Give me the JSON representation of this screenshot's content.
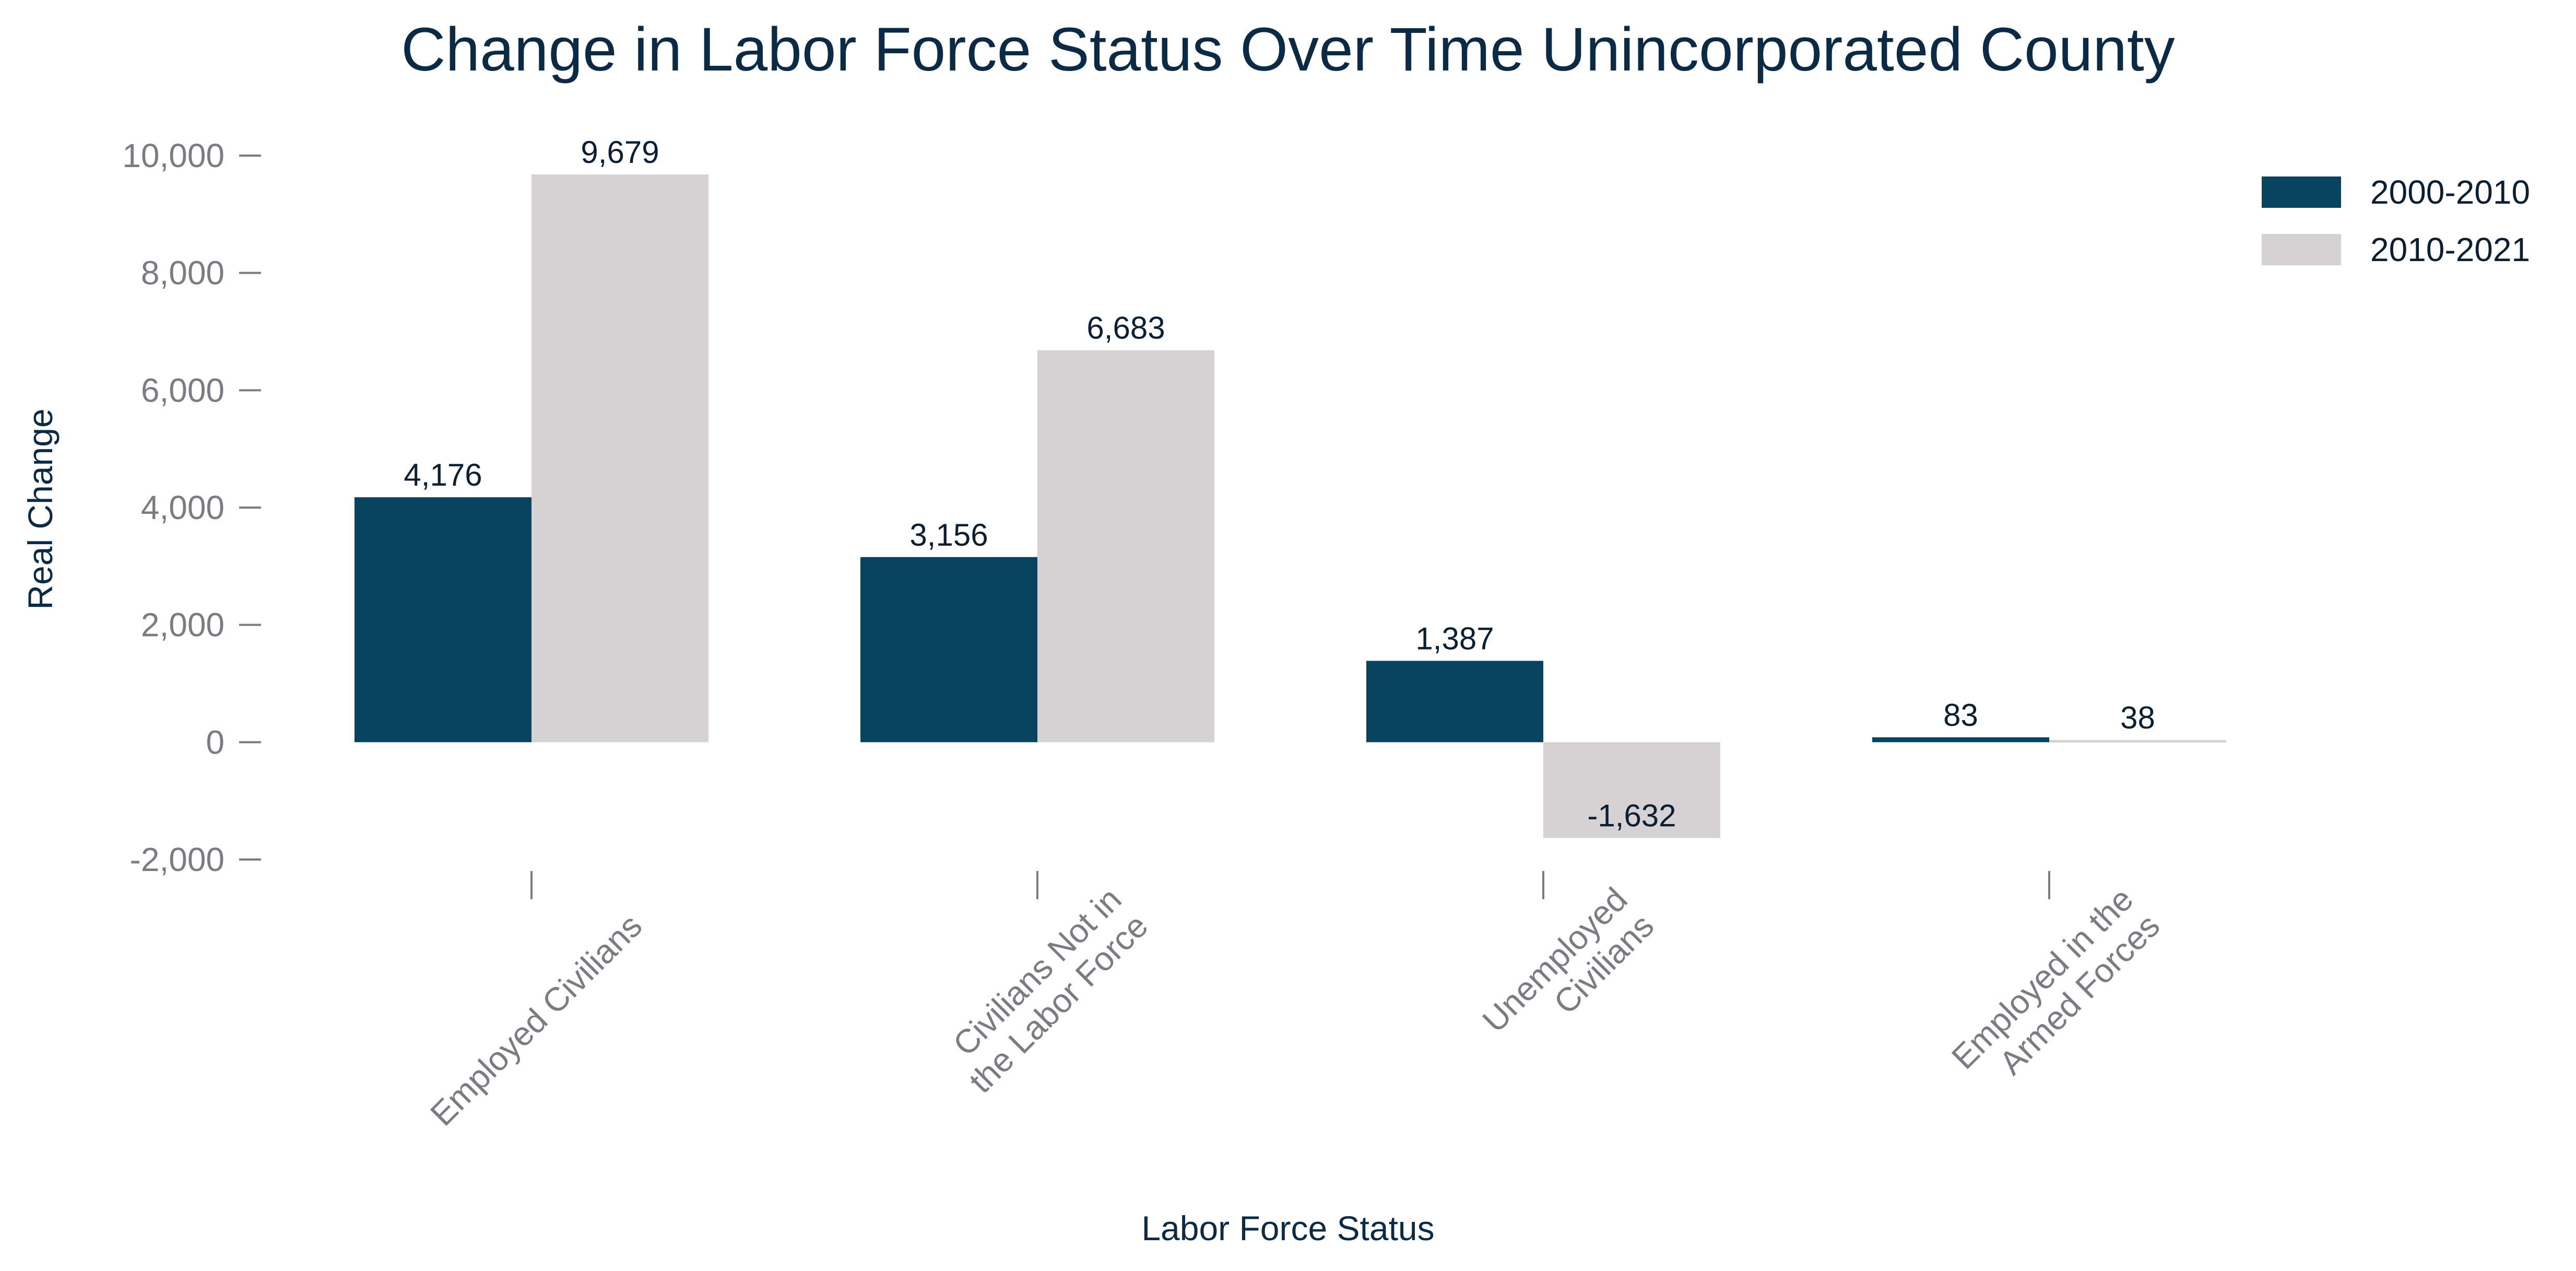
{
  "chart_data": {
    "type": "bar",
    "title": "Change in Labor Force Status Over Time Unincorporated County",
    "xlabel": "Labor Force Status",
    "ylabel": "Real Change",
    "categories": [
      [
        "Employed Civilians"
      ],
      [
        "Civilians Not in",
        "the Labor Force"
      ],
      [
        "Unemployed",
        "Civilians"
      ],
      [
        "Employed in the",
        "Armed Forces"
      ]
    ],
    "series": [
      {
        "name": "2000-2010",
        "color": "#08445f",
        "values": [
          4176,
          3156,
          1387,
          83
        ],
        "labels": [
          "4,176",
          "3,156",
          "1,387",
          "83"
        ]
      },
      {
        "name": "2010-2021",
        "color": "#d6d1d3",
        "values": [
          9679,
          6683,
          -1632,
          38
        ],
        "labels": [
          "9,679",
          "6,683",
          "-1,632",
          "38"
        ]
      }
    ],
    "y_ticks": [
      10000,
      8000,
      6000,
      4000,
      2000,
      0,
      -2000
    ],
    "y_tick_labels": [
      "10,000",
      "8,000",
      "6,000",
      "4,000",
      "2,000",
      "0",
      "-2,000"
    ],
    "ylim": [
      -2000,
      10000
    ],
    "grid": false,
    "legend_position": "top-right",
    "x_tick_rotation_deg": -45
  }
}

* * *

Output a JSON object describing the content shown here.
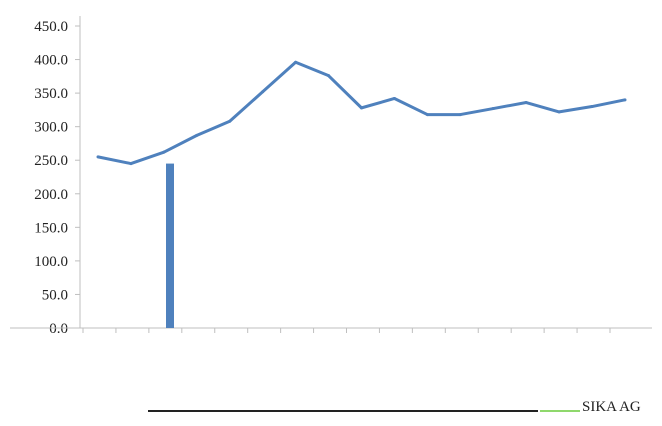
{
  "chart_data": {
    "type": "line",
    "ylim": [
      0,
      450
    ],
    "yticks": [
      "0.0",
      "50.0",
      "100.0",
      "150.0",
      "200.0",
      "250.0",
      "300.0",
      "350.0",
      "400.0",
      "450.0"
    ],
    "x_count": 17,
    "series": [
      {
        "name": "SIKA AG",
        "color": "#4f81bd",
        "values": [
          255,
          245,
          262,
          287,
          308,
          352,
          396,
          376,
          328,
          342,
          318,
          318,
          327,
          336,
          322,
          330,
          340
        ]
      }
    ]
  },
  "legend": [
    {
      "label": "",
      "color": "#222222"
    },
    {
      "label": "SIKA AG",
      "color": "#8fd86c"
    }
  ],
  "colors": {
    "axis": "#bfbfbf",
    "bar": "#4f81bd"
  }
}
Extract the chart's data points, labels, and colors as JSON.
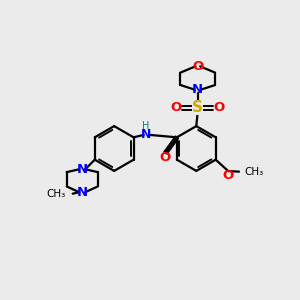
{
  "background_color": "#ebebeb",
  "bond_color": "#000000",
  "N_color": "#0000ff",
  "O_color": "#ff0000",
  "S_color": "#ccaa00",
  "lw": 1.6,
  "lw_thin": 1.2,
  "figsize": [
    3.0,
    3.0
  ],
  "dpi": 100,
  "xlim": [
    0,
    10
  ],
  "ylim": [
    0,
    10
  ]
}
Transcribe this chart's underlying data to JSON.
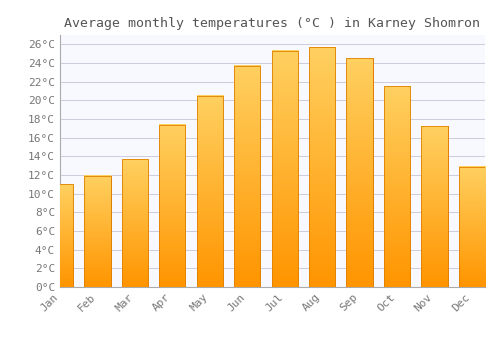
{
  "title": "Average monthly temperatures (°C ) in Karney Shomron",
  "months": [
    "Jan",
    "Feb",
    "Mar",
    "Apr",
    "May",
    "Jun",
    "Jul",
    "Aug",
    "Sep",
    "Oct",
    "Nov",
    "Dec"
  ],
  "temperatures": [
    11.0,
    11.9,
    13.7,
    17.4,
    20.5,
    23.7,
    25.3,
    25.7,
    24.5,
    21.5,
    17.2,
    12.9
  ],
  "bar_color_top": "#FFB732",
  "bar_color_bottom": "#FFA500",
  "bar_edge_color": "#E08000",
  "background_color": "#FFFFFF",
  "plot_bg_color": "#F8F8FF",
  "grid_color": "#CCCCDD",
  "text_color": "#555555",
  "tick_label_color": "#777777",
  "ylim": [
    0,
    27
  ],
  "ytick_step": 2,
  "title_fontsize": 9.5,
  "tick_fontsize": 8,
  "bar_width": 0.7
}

## WHAT THE EXERCISE ASKS
Go through the records and pull out each line that includes the word "colors".

## OUTPUT OF THE TASK
  "colors": {
Extract the chart's data points, labels, and colors as JSON.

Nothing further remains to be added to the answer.